Collection entries
****************************************
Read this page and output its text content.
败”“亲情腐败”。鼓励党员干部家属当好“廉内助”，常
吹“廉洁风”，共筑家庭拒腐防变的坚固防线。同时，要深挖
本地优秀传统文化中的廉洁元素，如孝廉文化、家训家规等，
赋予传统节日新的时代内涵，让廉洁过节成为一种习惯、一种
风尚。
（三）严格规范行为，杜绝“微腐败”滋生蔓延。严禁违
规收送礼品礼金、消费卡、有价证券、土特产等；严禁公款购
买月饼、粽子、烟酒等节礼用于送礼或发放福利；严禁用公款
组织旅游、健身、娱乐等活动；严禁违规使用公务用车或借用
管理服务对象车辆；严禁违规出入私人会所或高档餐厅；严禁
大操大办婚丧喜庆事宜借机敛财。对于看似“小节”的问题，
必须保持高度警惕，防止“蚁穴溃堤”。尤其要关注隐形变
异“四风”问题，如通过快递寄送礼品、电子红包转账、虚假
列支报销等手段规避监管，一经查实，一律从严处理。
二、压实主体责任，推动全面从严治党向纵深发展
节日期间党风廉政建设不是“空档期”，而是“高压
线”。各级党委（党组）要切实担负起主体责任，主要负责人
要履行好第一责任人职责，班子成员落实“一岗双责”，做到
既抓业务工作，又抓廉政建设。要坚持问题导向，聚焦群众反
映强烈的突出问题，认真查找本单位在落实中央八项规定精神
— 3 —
****************************************
AIM OF THE EXERCISE:
Set down the listing in full, keeping every word exactly as it is.

THE REPLY:
Read this page and output its text content.
败”“亲情腐败”。鼓励党员干部家属当好“廉内助”，常
吹“廉洁风”，共筑家庭拒腐防变的坚固防线。同时，要深挖
本地优秀传统文化中的廉洁元素，如孝廉文化、家训家规等，
赋予传统节日新的时代内涵，让廉洁过节成为一种习惯、一种
风尚。
（三）严格规范行为，杜绝“微腐败”滋生蔓延。严禁违
规收送礼品礼金、消费卡、有价证券、土特产等；严禁公款购
买月饼、粽子、烟酒等节礼用于送礼或发放福利；严禁用公款
组织旅游、健身、娱乐等活动；严禁违规使用公务用车或借用
管理服务对象车辆；严禁违规出入私人会所或高档餐厅；严禁
大操大办婚丧喜庆事宜借机敛财。对于看似“小节”的问题，
必须保持高度警惕，防止“蚁穴溃堤”。尤其要关注隐形变
异“四风”问题，如通过快递寄送礼品、电子红包转账、虚假
列支报销等手段规避监管，一经查实，一律从严处理。
二、压实主体责任，推动全面从严治党向纵深发展
节日期间党风廉政建设不是“空档期”，而是“高压
线”。各级党委（党组）要切实担负起主体责任，主要负责人
要履行好第一责任人职责，班子成员落实“一岗双责”，做到
既抓业务工作，又抓廉政建设。要坚持问题导向，聚焦群众反
映强烈的突出问题，认真查找本单位在落实中央八项规定精神
— 3 —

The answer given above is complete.